Do this ▸ What is the number of lines in the data holding the word "your"? Give that number by itself.

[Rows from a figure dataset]
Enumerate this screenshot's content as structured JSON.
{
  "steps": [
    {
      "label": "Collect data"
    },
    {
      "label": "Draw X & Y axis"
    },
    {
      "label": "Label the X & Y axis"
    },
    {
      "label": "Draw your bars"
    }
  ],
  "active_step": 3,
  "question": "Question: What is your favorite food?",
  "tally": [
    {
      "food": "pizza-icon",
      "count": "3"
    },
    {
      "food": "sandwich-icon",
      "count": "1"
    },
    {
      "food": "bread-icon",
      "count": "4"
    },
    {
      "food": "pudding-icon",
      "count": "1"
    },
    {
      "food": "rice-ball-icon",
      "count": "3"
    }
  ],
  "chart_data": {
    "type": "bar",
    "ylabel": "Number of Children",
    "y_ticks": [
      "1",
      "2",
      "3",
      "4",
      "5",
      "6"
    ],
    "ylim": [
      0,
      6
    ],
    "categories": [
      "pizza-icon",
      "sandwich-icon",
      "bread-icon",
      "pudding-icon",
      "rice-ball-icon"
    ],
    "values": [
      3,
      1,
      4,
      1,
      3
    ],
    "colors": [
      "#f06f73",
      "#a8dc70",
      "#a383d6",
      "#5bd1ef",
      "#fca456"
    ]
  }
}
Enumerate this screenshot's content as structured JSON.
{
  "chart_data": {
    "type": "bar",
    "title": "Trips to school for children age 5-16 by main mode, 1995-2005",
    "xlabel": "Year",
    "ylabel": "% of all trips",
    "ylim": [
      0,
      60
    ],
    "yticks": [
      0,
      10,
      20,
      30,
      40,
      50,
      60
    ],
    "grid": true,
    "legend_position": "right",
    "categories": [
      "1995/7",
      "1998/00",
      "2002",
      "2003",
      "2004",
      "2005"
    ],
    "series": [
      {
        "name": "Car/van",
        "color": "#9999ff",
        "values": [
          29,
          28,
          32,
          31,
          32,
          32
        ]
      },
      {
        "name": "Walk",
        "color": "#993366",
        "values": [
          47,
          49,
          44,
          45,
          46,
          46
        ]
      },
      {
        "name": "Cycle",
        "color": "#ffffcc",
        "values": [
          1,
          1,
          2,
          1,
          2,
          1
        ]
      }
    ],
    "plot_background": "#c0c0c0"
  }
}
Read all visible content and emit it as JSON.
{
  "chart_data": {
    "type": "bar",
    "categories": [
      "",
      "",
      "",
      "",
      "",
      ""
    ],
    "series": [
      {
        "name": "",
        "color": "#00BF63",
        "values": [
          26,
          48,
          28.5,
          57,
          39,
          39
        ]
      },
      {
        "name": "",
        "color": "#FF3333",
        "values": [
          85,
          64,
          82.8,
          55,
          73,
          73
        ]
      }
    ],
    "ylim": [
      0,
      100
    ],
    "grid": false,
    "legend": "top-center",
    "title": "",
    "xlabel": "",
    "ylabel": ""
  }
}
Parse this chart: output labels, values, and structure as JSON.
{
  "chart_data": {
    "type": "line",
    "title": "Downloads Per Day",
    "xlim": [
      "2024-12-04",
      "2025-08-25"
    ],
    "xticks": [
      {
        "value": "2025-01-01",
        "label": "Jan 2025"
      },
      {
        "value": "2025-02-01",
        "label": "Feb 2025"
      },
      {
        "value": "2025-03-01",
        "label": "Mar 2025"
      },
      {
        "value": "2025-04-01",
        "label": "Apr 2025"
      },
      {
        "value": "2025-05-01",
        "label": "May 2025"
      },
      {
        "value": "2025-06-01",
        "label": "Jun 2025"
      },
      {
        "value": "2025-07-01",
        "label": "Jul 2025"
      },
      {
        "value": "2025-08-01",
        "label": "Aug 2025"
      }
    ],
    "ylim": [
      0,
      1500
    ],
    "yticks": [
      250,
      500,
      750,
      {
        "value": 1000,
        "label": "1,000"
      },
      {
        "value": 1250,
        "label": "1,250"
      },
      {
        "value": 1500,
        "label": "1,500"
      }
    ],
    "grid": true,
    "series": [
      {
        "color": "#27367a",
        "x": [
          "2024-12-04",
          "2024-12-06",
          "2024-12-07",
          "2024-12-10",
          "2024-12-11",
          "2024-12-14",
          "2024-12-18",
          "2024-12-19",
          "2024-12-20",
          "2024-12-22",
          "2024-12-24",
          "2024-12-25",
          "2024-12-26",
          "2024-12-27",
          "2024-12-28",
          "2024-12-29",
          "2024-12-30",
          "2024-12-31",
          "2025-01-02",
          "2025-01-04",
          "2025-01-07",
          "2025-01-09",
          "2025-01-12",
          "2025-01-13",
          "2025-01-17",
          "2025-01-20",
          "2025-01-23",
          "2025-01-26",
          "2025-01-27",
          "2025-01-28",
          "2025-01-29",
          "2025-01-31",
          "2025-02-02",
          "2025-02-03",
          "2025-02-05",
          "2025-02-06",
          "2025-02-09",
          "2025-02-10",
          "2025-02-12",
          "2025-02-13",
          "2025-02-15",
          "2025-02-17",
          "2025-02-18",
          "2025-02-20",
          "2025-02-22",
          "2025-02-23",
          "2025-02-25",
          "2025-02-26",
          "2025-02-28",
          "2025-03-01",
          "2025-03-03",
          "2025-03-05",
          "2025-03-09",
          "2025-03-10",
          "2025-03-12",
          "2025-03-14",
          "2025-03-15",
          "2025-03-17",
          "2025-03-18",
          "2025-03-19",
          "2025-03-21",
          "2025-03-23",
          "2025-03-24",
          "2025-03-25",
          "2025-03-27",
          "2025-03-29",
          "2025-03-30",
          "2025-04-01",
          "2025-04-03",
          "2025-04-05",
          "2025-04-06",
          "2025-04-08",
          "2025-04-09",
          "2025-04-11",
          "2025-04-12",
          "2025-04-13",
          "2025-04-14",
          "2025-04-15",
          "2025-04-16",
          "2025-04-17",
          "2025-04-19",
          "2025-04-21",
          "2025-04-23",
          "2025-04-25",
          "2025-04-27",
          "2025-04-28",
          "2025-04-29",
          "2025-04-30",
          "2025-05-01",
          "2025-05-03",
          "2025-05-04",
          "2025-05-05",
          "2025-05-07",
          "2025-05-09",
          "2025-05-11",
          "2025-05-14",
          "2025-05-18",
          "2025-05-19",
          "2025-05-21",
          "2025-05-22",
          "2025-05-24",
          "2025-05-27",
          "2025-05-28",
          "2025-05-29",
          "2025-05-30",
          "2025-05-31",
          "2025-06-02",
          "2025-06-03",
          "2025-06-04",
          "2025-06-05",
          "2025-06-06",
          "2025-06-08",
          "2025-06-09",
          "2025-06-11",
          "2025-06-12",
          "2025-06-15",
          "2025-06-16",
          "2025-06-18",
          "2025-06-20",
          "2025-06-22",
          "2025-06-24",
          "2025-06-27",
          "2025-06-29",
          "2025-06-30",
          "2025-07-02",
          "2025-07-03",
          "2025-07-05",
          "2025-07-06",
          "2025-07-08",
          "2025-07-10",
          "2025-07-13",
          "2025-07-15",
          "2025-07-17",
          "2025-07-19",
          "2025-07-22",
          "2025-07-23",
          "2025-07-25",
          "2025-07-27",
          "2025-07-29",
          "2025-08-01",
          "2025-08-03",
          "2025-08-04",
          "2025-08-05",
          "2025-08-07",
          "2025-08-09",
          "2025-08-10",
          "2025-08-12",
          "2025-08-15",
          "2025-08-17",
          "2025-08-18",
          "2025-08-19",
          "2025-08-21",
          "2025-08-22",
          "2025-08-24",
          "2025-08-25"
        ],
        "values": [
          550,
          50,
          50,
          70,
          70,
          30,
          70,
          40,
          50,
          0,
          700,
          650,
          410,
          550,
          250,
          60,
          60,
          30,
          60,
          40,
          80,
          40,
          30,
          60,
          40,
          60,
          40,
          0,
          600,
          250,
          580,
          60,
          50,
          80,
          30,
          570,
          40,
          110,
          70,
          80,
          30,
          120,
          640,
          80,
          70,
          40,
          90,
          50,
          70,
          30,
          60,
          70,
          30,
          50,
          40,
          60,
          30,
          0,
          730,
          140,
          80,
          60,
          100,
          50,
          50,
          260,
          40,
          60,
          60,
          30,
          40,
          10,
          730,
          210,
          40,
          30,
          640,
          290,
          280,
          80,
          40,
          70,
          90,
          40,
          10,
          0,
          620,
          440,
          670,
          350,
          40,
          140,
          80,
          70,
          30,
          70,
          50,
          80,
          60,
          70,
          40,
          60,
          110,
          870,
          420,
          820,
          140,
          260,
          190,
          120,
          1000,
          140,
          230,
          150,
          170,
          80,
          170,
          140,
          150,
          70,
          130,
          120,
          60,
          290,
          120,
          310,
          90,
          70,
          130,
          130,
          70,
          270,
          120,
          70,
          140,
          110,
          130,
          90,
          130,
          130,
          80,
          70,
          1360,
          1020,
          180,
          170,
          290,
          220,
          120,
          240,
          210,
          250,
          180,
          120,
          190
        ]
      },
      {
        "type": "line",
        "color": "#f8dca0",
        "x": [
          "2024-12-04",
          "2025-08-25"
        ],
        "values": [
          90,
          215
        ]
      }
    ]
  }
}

Written response ▸ 2